What you need to do: Please set down all the lines beneath this one exactly, without the pictures.

::: Data section

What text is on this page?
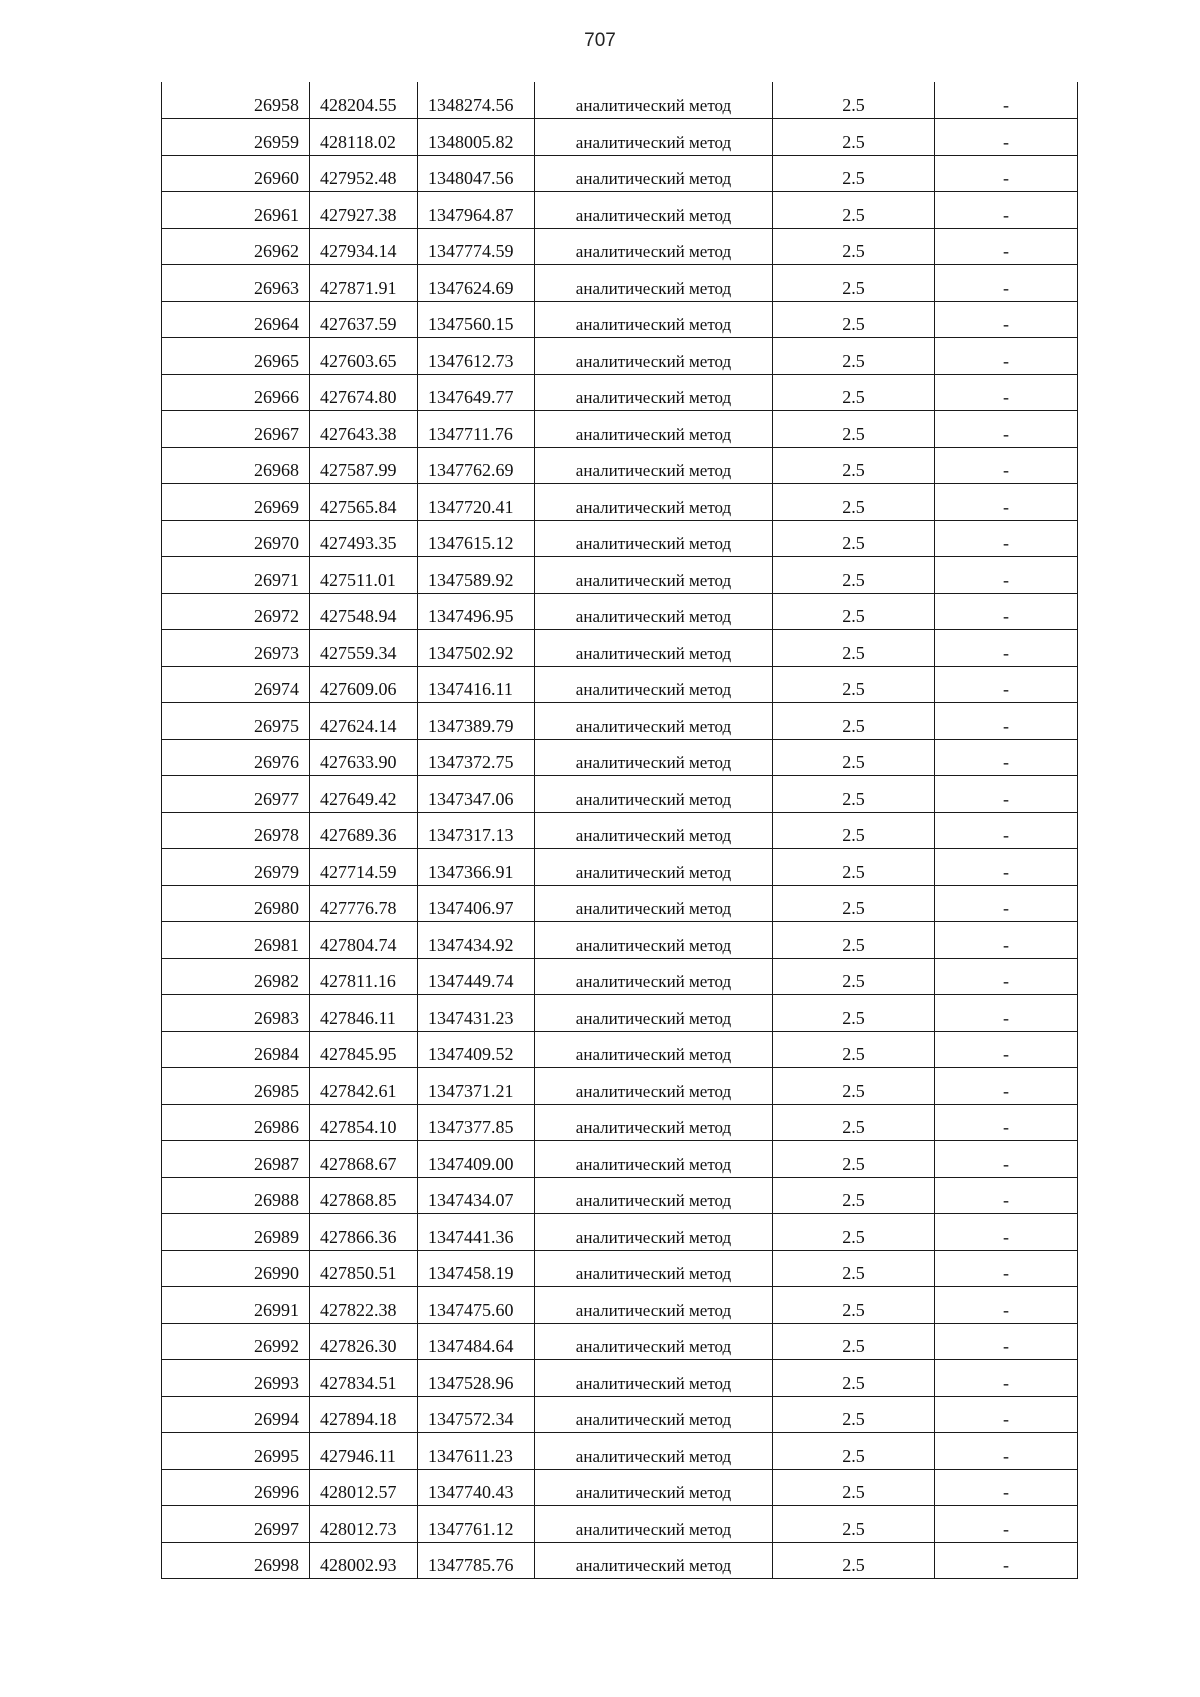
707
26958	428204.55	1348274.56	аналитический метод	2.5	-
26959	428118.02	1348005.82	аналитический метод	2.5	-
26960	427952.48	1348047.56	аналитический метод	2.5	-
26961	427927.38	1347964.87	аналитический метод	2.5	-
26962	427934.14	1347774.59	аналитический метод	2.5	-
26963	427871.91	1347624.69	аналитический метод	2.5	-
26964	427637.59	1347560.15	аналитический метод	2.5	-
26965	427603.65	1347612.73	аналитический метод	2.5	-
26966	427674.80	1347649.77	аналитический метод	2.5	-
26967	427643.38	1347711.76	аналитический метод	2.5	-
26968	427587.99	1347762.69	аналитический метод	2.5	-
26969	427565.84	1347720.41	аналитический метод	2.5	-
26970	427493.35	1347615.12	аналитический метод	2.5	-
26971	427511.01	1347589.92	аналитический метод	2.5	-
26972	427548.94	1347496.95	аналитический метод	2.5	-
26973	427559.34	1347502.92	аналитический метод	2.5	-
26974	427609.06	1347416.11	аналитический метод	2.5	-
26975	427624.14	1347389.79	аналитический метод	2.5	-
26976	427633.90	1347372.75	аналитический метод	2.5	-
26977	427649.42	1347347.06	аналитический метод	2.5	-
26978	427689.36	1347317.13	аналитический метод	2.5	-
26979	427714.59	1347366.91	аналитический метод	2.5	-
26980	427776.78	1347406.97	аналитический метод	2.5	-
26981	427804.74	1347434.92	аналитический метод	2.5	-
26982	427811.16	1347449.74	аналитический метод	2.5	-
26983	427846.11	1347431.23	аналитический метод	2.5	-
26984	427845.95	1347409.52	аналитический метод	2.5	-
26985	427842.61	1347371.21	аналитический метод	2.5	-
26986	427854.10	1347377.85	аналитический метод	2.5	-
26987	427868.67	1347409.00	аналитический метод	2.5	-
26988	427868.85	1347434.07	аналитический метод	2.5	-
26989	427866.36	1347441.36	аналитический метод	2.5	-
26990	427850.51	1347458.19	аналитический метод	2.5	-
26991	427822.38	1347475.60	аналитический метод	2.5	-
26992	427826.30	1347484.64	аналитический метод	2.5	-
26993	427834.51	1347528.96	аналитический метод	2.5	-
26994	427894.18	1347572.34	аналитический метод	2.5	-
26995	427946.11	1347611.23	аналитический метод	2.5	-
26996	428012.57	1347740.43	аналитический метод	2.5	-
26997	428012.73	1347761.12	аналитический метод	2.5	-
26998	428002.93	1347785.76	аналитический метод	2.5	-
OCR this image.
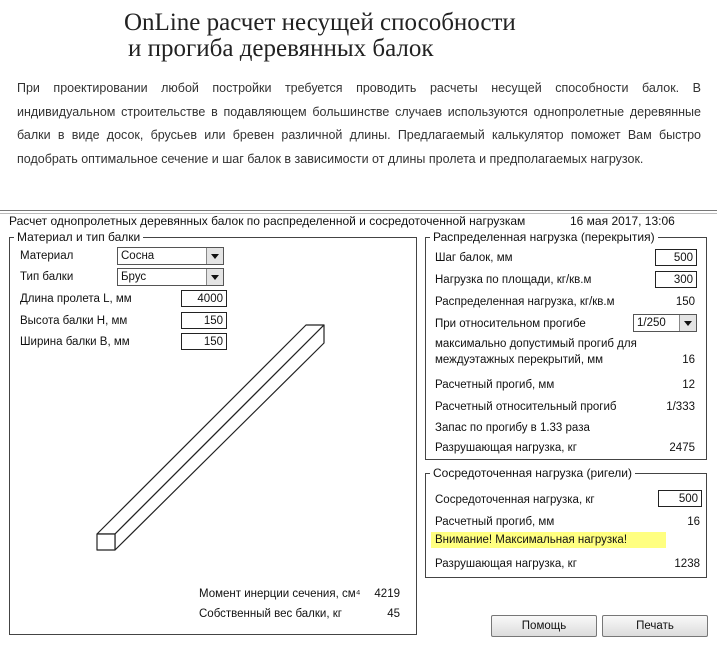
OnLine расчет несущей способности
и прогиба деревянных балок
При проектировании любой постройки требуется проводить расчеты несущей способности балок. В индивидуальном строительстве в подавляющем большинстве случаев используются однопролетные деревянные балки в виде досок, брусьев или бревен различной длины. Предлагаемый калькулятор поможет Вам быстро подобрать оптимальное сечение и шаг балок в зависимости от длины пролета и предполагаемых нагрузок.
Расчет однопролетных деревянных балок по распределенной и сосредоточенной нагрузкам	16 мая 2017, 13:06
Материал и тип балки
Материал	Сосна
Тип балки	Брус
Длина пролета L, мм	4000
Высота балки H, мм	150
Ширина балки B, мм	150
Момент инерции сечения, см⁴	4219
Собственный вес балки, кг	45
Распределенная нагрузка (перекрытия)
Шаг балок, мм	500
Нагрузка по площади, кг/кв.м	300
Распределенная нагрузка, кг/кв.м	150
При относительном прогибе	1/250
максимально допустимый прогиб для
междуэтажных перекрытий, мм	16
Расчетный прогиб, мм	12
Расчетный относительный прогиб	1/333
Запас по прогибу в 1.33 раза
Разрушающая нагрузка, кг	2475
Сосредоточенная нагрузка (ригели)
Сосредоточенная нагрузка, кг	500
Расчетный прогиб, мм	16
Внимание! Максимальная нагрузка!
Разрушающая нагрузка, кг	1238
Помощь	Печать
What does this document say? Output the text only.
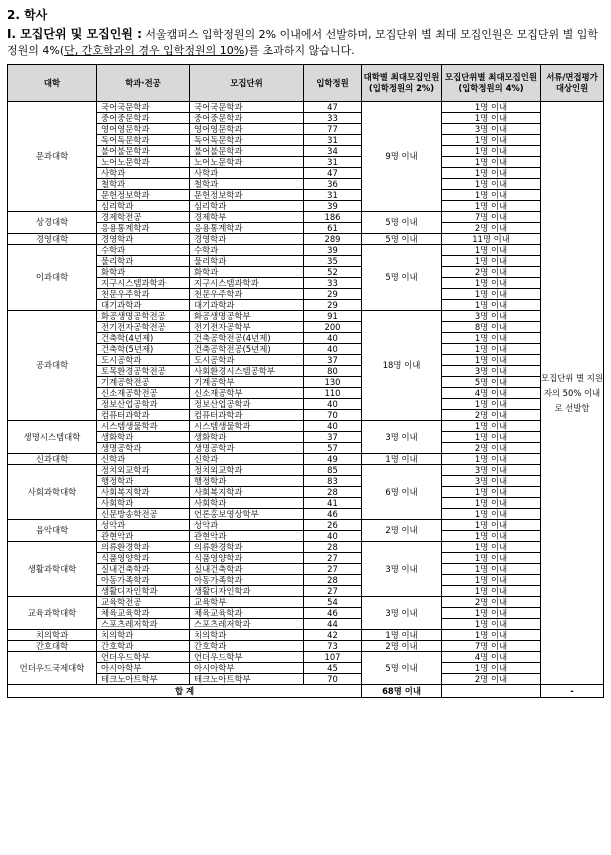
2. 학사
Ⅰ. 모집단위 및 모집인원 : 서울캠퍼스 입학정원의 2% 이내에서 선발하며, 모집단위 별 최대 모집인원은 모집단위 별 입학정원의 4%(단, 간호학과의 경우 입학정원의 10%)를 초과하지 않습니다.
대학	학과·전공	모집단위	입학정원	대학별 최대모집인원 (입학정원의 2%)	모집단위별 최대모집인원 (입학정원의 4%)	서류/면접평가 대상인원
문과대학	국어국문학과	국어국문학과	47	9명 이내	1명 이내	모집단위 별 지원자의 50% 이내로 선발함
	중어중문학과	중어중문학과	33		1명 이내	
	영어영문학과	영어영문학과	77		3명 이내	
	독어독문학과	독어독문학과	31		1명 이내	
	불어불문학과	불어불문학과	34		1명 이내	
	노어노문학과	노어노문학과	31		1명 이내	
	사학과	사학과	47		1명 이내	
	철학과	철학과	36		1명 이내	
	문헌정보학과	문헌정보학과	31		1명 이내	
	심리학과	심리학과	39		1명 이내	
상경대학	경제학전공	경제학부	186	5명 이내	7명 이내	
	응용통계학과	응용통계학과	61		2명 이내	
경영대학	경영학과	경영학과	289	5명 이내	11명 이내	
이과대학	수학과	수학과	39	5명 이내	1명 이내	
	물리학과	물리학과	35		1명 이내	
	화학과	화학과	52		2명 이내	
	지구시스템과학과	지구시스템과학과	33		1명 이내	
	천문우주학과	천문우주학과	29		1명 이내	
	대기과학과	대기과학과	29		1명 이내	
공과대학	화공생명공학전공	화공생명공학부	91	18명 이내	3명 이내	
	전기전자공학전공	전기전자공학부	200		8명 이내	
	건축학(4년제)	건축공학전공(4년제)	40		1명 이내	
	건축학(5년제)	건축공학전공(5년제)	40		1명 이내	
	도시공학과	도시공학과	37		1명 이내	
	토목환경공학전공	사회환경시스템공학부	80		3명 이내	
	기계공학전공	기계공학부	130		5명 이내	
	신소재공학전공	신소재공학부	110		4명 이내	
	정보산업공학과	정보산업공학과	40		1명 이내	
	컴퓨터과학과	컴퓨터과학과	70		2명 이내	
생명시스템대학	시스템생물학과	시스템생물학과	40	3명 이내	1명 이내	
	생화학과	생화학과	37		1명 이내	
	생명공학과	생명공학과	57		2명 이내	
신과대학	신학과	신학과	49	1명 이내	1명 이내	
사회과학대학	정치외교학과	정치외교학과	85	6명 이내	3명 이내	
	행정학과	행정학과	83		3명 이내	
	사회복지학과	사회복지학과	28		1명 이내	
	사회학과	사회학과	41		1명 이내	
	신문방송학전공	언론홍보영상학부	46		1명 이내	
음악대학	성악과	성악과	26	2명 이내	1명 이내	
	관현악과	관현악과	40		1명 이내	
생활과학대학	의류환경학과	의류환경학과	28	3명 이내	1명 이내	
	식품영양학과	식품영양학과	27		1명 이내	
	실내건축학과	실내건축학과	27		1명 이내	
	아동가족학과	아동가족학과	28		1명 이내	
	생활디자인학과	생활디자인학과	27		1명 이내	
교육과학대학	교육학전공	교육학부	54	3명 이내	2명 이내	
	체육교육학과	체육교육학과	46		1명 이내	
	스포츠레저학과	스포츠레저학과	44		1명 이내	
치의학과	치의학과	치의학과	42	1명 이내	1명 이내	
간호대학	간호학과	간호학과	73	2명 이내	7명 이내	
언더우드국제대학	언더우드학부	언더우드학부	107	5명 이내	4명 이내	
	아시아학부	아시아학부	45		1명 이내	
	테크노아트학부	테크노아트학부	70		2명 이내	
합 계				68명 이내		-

::::::

Problem solution:
What text is on this page?
707
26958	428204.55	1348274.56	аналитический метод	2.5	-
26959	428118.02	1348005.82	аналитический метод	2.5	-
26960	427952.48	1348047.56	аналитический метод	2.5	-
26961	427927.38	1347964.87	аналитический метод	2.5	-
26962	427934.14	1347774.59	аналитический метод	2.5	-
26963	427871.91	1347624.69	аналитический метод	2.5	-
26964	427637.59	1347560.15	аналитический метод	2.5	-
26965	427603.65	1347612.73	аналитический метод	2.5	-
26966	427674.80	1347649.77	аналитический метод	2.5	-
26967	427643.38	1347711.76	аналитический метод	2.5	-
26968	427587.99	1347762.69	аналитический метод	2.5	-
26969	427565.84	1347720.41	аналитический метод	2.5	-
26970	427493.35	1347615.12	аналитический метод	2.5	-
26971	427511.01	1347589.92	аналитический метод	2.5	-
26972	427548.94	1347496.95	аналитический метод	2.5	-
26973	427559.34	1347502.92	аналитический метод	2.5	-
26974	427609.06	1347416.11	аналитический метод	2.5	-
26975	427624.14	1347389.79	аналитический метод	2.5	-
26976	427633.90	1347372.75	аналитический метод	2.5	-
26977	427649.42	1347347.06	аналитический метод	2.5	-
26978	427689.36	1347317.13	аналитический метод	2.5	-
26979	427714.59	1347366.91	аналитический метод	2.5	-
26980	427776.78	1347406.97	аналитический метод	2.5	-
26981	427804.74	1347434.92	аналитический метод	2.5	-
26982	427811.16	1347449.74	аналитический метод	2.5	-
26983	427846.11	1347431.23	аналитический метод	2.5	-
26984	427845.95	1347409.52	аналитический метод	2.5	-
26985	427842.61	1347371.21	аналитический метод	2.5	-
26986	427854.10	1347377.85	аналитический метод	2.5	-
26987	427868.67	1347409.00	аналитический метод	2.5	-
26988	427868.85	1347434.07	аналитический метод	2.5	-
26989	427866.36	1347441.36	аналитический метод	2.5	-
26990	427850.51	1347458.19	аналитический метод	2.5	-
26991	427822.38	1347475.60	аналитический метод	2.5	-
26992	427826.30	1347484.64	аналитический метод	2.5	-
26993	427834.51	1347528.96	аналитический метод	2.5	-
26994	427894.18	1347572.34	аналитический метод	2.5	-
26995	427946.11	1347611.23	аналитический метод	2.5	-
26996	428012.57	1347740.43	аналитический метод	2.5	-
26997	428012.73	1347761.12	аналитический метод	2.5	-
26998	428002.93	1347785.76	аналитический метод	2.5	-
OCR this image.
OnLine расчет несущей способности
и прогиба деревянных балок
При проектировании любой постройки требуется проводить расчеты несущей способности балок. В индивидуальном строительстве в подавляющем большинстве случаев используются однопролетные деревянные балки в виде досок, брусьев или бревен различной длины. Предлагаемый калькулятор поможет Вам быстро подобрать оптимальное сечение и шаг балок в зависимости от длины пролета и предполагаемых нагрузок.
Расчет однопролетных деревянных балок по распределенной и сосредоточенной нагрузкам	16 мая 2017, 13:06
Материал и тип балки
Материал	Сосна
Тип балки	Брус
Длина пролета L, мм	4000
Высота балки H, мм	150
Ширина балки B, мм	150
Момент инерции сечения, см⁴	4219
Собственный вес балки, кг	45
Распределенная нагрузка (перекрытия)
Шаг балок, мм	500
Нагрузка по площади, кг/кв.м	300
Распределенная нагрузка, кг/кв.м	150
При относительном прогибе	1/250
максимально допустимый прогиб для
междуэтажных перекрытий, мм	16
Расчетный прогиб, мм	12
Расчетный относительный прогиб	1/333
Запас по прогибу в 1.33 раза
Разрушающая нагрузка, кг	2475
Сосредоточенная нагрузка (ригели)
Сосредоточенная нагрузка, кг	500
Расчетный прогиб, мм	16
Внимание! Максимальная нагрузка!
Разрушающая нагрузка, кг	1238
Помощь	Печать
What does this document say? Output the text only.
2. 학사
Ⅰ. 모집단위 및 모집인원 : 서울캠퍼스 입학정원의 2% 이내에서 선발하며, 모집단위 별 최대 모집인원은 모집단위 별 입학정원의 4%(단, 간호학과의 경우 입학정원의 10%)를 초과하지 않습니다.
대학	학과·전공	모집단위	입학정원	대학별 최대모집인원 (입학정원의 2%)	모집단위별 최대모집인원 (입학정원의 4%)	서류/면접평가 대상인원
문과대학	국어국문학과	국어국문학과	47	9명 이내	1명 이내	모집단위 별 지원자의 50% 이내로 선발함
	중어중문학과	중어중문학과	33		1명 이내	
	영어영문학과	영어영문학과	77		3명 이내	
	독어독문학과	독어독문학과	31		1명 이내	
	불어불문학과	불어불문학과	34		1명 이내	
	노어노문학과	노어노문학과	31		1명 이내	
	사학과	사학과	47		1명 이내	
	철학과	철학과	36		1명 이내	
	문헌정보학과	문헌정보학과	31		1명 이내	
	심리학과	심리학과	39		1명 이내	
상경대학	경제학전공	경제학부	186	5명 이내	7명 이내	
	응용통계학과	응용통계학과	61		2명 이내	
경영대학	경영학과	경영학과	289	5명 이내	11명 이내	
이과대학	수학과	수학과	39	5명 이내	1명 이내	
	물리학과	물리학과	35		1명 이내	
	화학과	화학과	52		2명 이내	
	지구시스템과학과	지구시스템과학과	33		1명 이내	
	천문우주학과	천문우주학과	29		1명 이내	
	대기과학과	대기과학과	29		1명 이내	
공과대학	화공생명공학전공	화공생명공학부	91	18명 이내	3명 이내	
	전기전자공학전공	전기전자공학부	200		8명 이내	
	건축학(4년제)	건축공학전공(4년제)	40		1명 이내	
	건축학(5년제)	건축공학전공(5년제)	40		1명 이내	
	도시공학과	도시공학과	37		1명 이내	
	토목환경공학전공	사회환경시스템공학부	80		3명 이내	
	기계공학전공	기계공학부	130		5명 이내	
	신소재공학전공	신소재공학부	110		4명 이내	
	정보산업공학과	정보산업공학과	40		1명 이내	
	컴퓨터과학과	컴퓨터과학과	70		2명 이내	
생명시스템대학	시스템생물학과	시스템생물학과	40	3명 이내	1명 이내	
	생화학과	생화학과	37		1명 이내	
	생명공학과	생명공학과	57		2명 이내	
신과대학	신학과	신학과	49	1명 이내	1명 이내	
사회과학대학	정치외교학과	정치외교학과	85	6명 이내	3명 이내	
	행정학과	행정학과	83		3명 이내	
	사회복지학과	사회복지학과	28		1명 이내	
	사회학과	사회학과	41		1명 이내	
	신문방송학전공	언론홍보영상학부	46		1명 이내	
음악대학	성악과	성악과	26	2명 이내	1명 이내	
	관현악과	관현악과	40		1명 이내	
생활과학대학	의류환경학과	의류환경학과	28	3명 이내	1명 이내	
	식품영양학과	식품영양학과	27		1명 이내	
	실내건축학과	실내건축학과	27		1명 이내	
	아동가족학과	아동가족학과	28		1명 이내	
	생활디자인학과	생활디자인학과	27		1명 이내	
교육과학대학	교육학전공	교육학부	54	3명 이내	2명 이내	
	체육교육학과	체육교육학과	46		1명 이내	
	스포츠레저학과	스포츠레저학과	44		1명 이내	
치의학과	치의학과	치의학과	42	1명 이내	1명 이내	
간호대학	간호학과	간호학과	73	2명 이내	7명 이내	
언더우드국제대학	언더우드학부	언더우드학부	107	5명 이내	4명 이내	
	아시아학부	아시아학부	45		1명 이내	
	테크노아트학부	테크노아트학부	70		2명 이내	
합 계				68명 이내		-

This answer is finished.